** LISTED ENTRIES **
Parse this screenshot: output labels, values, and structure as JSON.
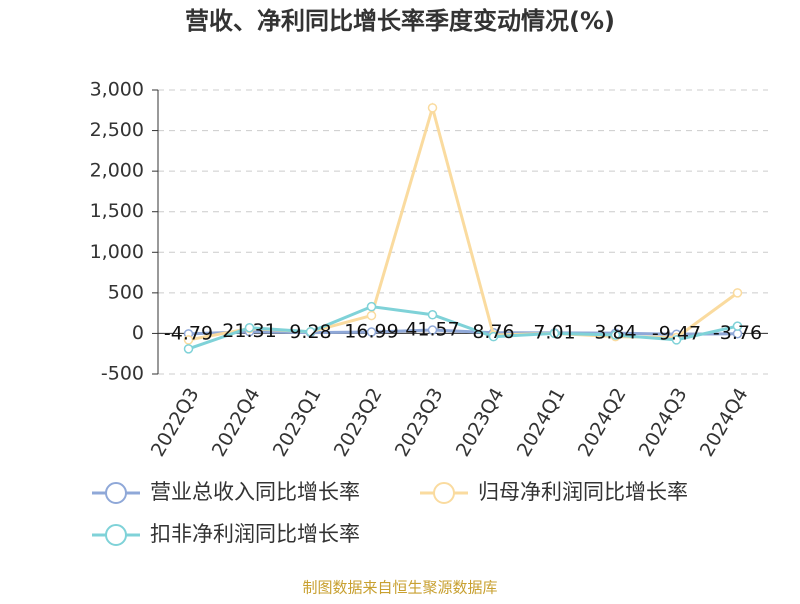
{
  "chart_data": {
    "type": "line",
    "title": "营收、净利同比增长率季度变动情况(%)",
    "categories": [
      "2022Q3",
      "2022Q4",
      "2023Q1",
      "2023Q2",
      "2023Q3",
      "2023Q4",
      "2024Q1",
      "2024Q2",
      "2024Q3",
      "2024Q4"
    ],
    "series": [
      {
        "name": "营业总收入同比增长率",
        "color": "#8fa8d8",
        "values": [
          -4.79,
          21.31,
          9.28,
          16.99,
          41.57,
          8.76,
          7.01,
          3.84,
          -9.47,
          -3.76
        ],
        "data_labels": true
      },
      {
        "name": "归母净利润同比增长率",
        "color": "#fadb9f",
        "values": [
          -80,
          60,
          20,
          220,
          2780,
          -20,
          0,
          -40,
          -50,
          500
        ]
      },
      {
        "name": "扣非净利润同比增长率",
        "color": "#7fd2d8",
        "values": [
          -190,
          70,
          20,
          330,
          230,
          -40,
          0,
          -20,
          -80,
          90
        ]
      }
    ],
    "ylim": [
      -500,
      3000
    ],
    "yticks": [
      {
        "value": 3000,
        "label": "3,000"
      },
      {
        "value": 2500,
        "label": "2,500"
      },
      {
        "value": 2000,
        "label": "2,000"
      },
      {
        "value": 1500,
        "label": "1,500"
      },
      {
        "value": 1000,
        "label": "1,000"
      },
      500,
      0,
      -500
    ],
    "grid": true,
    "source": "制图数据来自恒生聚源数据库"
  }
}
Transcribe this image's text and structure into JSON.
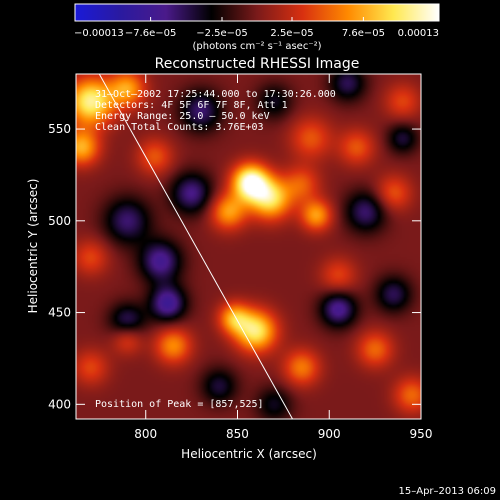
{
  "chart_data": {
    "type": "heatmap",
    "title": "Reconstructed RHESSI Image",
    "xlabel": "Heliocentric X (arcsec)",
    "ylabel": "Heliocentric Y (arcsec)",
    "xlim": [
      762,
      950
    ],
    "ylim": [
      392,
      580
    ],
    "x_ticks": [
      "800",
      "850",
      "900",
      "950"
    ],
    "y_ticks": [
      "400",
      "450",
      "500",
      "550"
    ],
    "x_tick_values": [
      800,
      850,
      900,
      950
    ],
    "y_tick_values": [
      400,
      450,
      500,
      550
    ],
    "colorbar": {
      "min": -0.00013,
      "max": 0.00013,
      "tick_labels": [
        "−0.00013",
        "−7.6e−05",
        "−2.5e−05",
        "2.5e−05",
        "7.6e−05",
        "0.00013"
      ],
      "tick_values": [
        -0.00013,
        -7.6e-05,
        -2.5e-05,
        2.5e-05,
        7.6e-05,
        0.00013
      ],
      "unit_label": "(photons cm⁻² s⁻¹ asec⁻²)",
      "colormap": [
        "#1a1ad8",
        "#2a1aa0",
        "#4a1a8a",
        "#000000",
        "#7a1a1a",
        "#d83010",
        "#ff8a00",
        "#ffe850",
        "#ffffff"
      ]
    },
    "annotations": [
      "31–Oct–2002 17:25:44.000 to 17:30:26.000",
      "Detectors: 4F 5F 6F 7F 8F, Att 1",
      "Energy Range: 25.0 – 50.0 keV",
      "Clean    Total Counts: 3.76E+03"
    ],
    "peak_label": "Position of Peak = [857,525]",
    "peak": [
      857,
      525
    ],
    "limb_line": [
      [
        773,
        583
      ],
      [
        880,
        392
      ]
    ],
    "sources": [
      {
        "x": 857,
        "y": 521,
        "amp": 1.0,
        "sigma": 7
      },
      {
        "x": 868,
        "y": 512,
        "amp": 0.75,
        "sigma": 8
      },
      {
        "x": 845,
        "y": 505,
        "amp": 0.55,
        "sigma": 7
      },
      {
        "x": 885,
        "y": 520,
        "amp": 0.35,
        "sigma": 7
      },
      {
        "x": 893,
        "y": 503,
        "amp": 0.55,
        "sigma": 6
      },
      {
        "x": 890,
        "y": 545,
        "amp": 0.35,
        "sigma": 8
      },
      {
        "x": 915,
        "y": 540,
        "amp": 0.35,
        "sigma": 7
      },
      {
        "x": 935,
        "y": 515,
        "amp": 0.35,
        "sigma": 7
      },
      {
        "x": 770,
        "y": 565,
        "amp": 0.85,
        "sigma": 9
      },
      {
        "x": 765,
        "y": 540,
        "amp": 0.6,
        "sigma": 7
      },
      {
        "x": 790,
        "y": 572,
        "amp": 0.55,
        "sigma": 7
      },
      {
        "x": 805,
        "y": 535,
        "amp": 0.35,
        "sigma": 7
      },
      {
        "x": 770,
        "y": 480,
        "amp": 0.3,
        "sigma": 7
      },
      {
        "x": 860,
        "y": 440,
        "amp": 0.8,
        "sigma": 8
      },
      {
        "x": 848,
        "y": 447,
        "amp": 0.55,
        "sigma": 6
      },
      {
        "x": 815,
        "y": 432,
        "amp": 0.5,
        "sigma": 7
      },
      {
        "x": 790,
        "y": 436,
        "amp": 0.35,
        "sigma": 6
      },
      {
        "x": 885,
        "y": 420,
        "amp": 0.45,
        "sigma": 7
      },
      {
        "x": 925,
        "y": 430,
        "amp": 0.4,
        "sigma": 7
      },
      {
        "x": 945,
        "y": 405,
        "amp": 0.4,
        "sigma": 7
      },
      {
        "x": 905,
        "y": 470,
        "amp": 0.3,
        "sigma": 7
      },
      {
        "x": 770,
        "y": 420,
        "amp": 0.3,
        "sigma": 7
      },
      {
        "x": 940,
        "y": 565,
        "amp": 0.3,
        "sigma": 7
      },
      {
        "x": 790,
        "y": 500,
        "amp": -0.45,
        "sigma": 9
      },
      {
        "x": 808,
        "y": 478,
        "amp": -0.55,
        "sigma": 8
      },
      {
        "x": 825,
        "y": 515,
        "amp": -0.5,
        "sigma": 8
      },
      {
        "x": 830,
        "y": 560,
        "amp": -0.45,
        "sigma": 8
      },
      {
        "x": 812,
        "y": 455,
        "amp": -0.6,
        "sigma": 7
      },
      {
        "x": 790,
        "y": 445,
        "amp": -0.45,
        "sigma": 7
      },
      {
        "x": 905,
        "y": 452,
        "amp": -0.55,
        "sigma": 7
      },
      {
        "x": 920,
        "y": 505,
        "amp": -0.45,
        "sigma": 8
      },
      {
        "x": 910,
        "y": 575,
        "amp": -0.4,
        "sigma": 7
      },
      {
        "x": 870,
        "y": 565,
        "amp": -0.3,
        "sigma": 7
      },
      {
        "x": 935,
        "y": 460,
        "amp": -0.4,
        "sigma": 7
      },
      {
        "x": 840,
        "y": 410,
        "amp": -0.35,
        "sigma": 7
      },
      {
        "x": 870,
        "y": 400,
        "amp": -0.3,
        "sigma": 7
      },
      {
        "x": 940,
        "y": 545,
        "amp": -0.35,
        "sigma": 6
      }
    ]
  },
  "footer": {
    "timestamp": "15–Apr–2013 06:09"
  }
}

** DIRECTIVE **
Do not copy the pictures, but repeat every line exactly.

** FULL RESPONSE **
Parse this screenshot: output labels, values, and structure as JSON.
{
  "chart_data": {
    "type": "line",
    "title": "营收、净利同比增长率季度变动情况(%)",
    "categories": [
      "2022Q3",
      "2022Q4",
      "2023Q1",
      "2023Q2",
      "2023Q3",
      "2023Q4",
      "2024Q1",
      "2024Q2",
      "2024Q3",
      "2024Q4"
    ],
    "series": [
      {
        "name": "营业总收入同比增长率",
        "color": "#8fa8d8",
        "values": [
          -4.79,
          21.31,
          9.28,
          16.99,
          41.57,
          8.76,
          7.01,
          3.84,
          -9.47,
          -3.76
        ],
        "data_labels": true
      },
      {
        "name": "归母净利润同比增长率",
        "color": "#fadb9f",
        "values": [
          -80,
          60,
          20,
          220,
          2780,
          -20,
          0,
          -40,
          -50,
          500
        ]
      },
      {
        "name": "扣非净利润同比增长率",
        "color": "#7fd2d8",
        "values": [
          -190,
          70,
          20,
          330,
          230,
          -40,
          0,
          -20,
          -80,
          90
        ]
      }
    ],
    "ylim": [
      -500,
      3000
    ],
    "yticks": [
      {
        "value": 3000,
        "label": "3,000"
      },
      {
        "value": 2500,
        "label": "2,500"
      },
      {
        "value": 2000,
        "label": "2,000"
      },
      {
        "value": 1500,
        "label": "1,500"
      },
      {
        "value": 1000,
        "label": "1,000"
      },
      500,
      0,
      -500
    ],
    "grid": true,
    "source": "制图数据来自恒生聚源数据库"
  }
}
Transcribe this image's text and structure into JSON.
{
  "chart_data": {
    "type": "heatmap",
    "title": "Reconstructed RHESSI Image",
    "xlabel": "Heliocentric X (arcsec)",
    "ylabel": "Heliocentric Y (arcsec)",
    "xlim": [
      762,
      950
    ],
    "ylim": [
      392,
      580
    ],
    "x_ticks": [
      "800",
      "850",
      "900",
      "950"
    ],
    "y_ticks": [
      "400",
      "450",
      "500",
      "550"
    ],
    "x_tick_values": [
      800,
      850,
      900,
      950
    ],
    "y_tick_values": [
      400,
      450,
      500,
      550
    ],
    "colorbar": {
      "min": -0.00013,
      "max": 0.00013,
      "tick_labels": [
        "−0.00013",
        "−7.6e−05",
        "−2.5e−05",
        "2.5e−05",
        "7.6e−05",
        "0.00013"
      ],
      "tick_values": [
        -0.00013,
        -7.6e-05,
        -2.5e-05,
        2.5e-05,
        7.6e-05,
        0.00013
      ],
      "unit_label": "(photons cm⁻² s⁻¹ asec⁻²)",
      "colormap": [
        "#1a1ad8",
        "#2a1aa0",
        "#4a1a8a",
        "#000000",
        "#7a1a1a",
        "#d83010",
        "#ff8a00",
        "#ffe850",
        "#ffffff"
      ]
    },
    "annotations": [
      "31–Oct–2002 17:25:44.000 to 17:30:26.000",
      "Detectors: 4F 5F 6F 7F 8F, Att 1",
      "Energy Range: 25.0 – 50.0 keV",
      "Clean    Total Counts: 3.76E+03"
    ],
    "peak_label": "Position of Peak = [857,525]",
    "peak": [
      857,
      525
    ],
    "limb_line": [
      [
        773,
        583
      ],
      [
        880,
        392
      ]
    ],
    "sources": [
      {
        "x": 857,
        "y": 521,
        "amp": 1.0,
        "sigma": 7
      },
      {
        "x": 868,
        "y": 512,
        "amp": 0.75,
        "sigma": 8
      },
      {
        "x": 845,
        "y": 505,
        "amp": 0.55,
        "sigma": 7
      },
      {
        "x": 885,
        "y": 520,
        "amp": 0.35,
        "sigma": 7
      },
      {
        "x": 893,
        "y": 503,
        "amp": 0.55,
        "sigma": 6
      },
      {
        "x": 890,
        "y": 545,
        "amp": 0.35,
        "sigma": 8
      },
      {
        "x": 915,
        "y": 540,
        "amp": 0.35,
        "sigma": 7
      },
      {
        "x": 935,
        "y": 515,
        "amp": 0.35,
        "sigma": 7
      },
      {
        "x": 770,
        "y": 565,
        "amp": 0.85,
        "sigma": 9
      },
      {
        "x": 765,
        "y": 540,
        "amp": 0.6,
        "sigma": 7
      },
      {
        "x": 790,
        "y": 572,
        "amp": 0.55,
        "sigma": 7
      },
      {
        "x": 805,
        "y": 535,
        "amp": 0.35,
        "sigma": 7
      },
      {
        "x": 770,
        "y": 480,
        "amp": 0.3,
        "sigma": 7
      },
      {
        "x": 860,
        "y": 440,
        "amp": 0.8,
        "sigma": 8
      },
      {
        "x": 848,
        "y": 447,
        "amp": 0.55,
        "sigma": 6
      },
      {
        "x": 815,
        "y": 432,
        "amp": 0.5,
        "sigma": 7
      },
      {
        "x": 790,
        "y": 436,
        "amp": 0.35,
        "sigma": 6
      },
      {
        "x": 885,
        "y": 420,
        "amp": 0.45,
        "sigma": 7
      },
      {
        "x": 925,
        "y": 430,
        "amp": 0.4,
        "sigma": 7
      },
      {
        "x": 945,
        "y": 405,
        "amp": 0.4,
        "sigma": 7
      },
      {
        "x": 905,
        "y": 470,
        "amp": 0.3,
        "sigma": 7
      },
      {
        "x": 770,
        "y": 420,
        "amp": 0.3,
        "sigma": 7
      },
      {
        "x": 940,
        "y": 565,
        "amp": 0.3,
        "sigma": 7
      },
      {
        "x": 790,
        "y": 500,
        "amp": -0.45,
        "sigma": 9
      },
      {
        "x": 808,
        "y": 478,
        "amp": -0.55,
        "sigma": 8
      },
      {
        "x": 825,
        "y": 515,
        "amp": -0.5,
        "sigma": 8
      },
      {
        "x": 830,
        "y": 560,
        "amp": -0.45,
        "sigma": 8
      },
      {
        "x": 812,
        "y": 455,
        "amp": -0.6,
        "sigma": 7
      },
      {
        "x": 790,
        "y": 445,
        "amp": -0.45,
        "sigma": 7
      },
      {
        "x": 905,
        "y": 452,
        "amp": -0.55,
        "sigma": 7
      },
      {
        "x": 920,
        "y": 505,
        "amp": -0.45,
        "sigma": 8
      },
      {
        "x": 910,
        "y": 575,
        "amp": -0.4,
        "sigma": 7
      },
      {
        "x": 870,
        "y": 565,
        "amp": -0.3,
        "sigma": 7
      },
      {
        "x": 935,
        "y": 460,
        "amp": -0.4,
        "sigma": 7
      },
      {
        "x": 840,
        "y": 410,
        "amp": -0.35,
        "sigma": 7
      },
      {
        "x": 870,
        "y": 400,
        "amp": -0.3,
        "sigma": 7
      },
      {
        "x": 940,
        "y": 545,
        "amp": -0.35,
        "sigma": 6
      }
    ]
  },
  "footer": {
    "timestamp": "15–Apr–2013 06:09"
  }
}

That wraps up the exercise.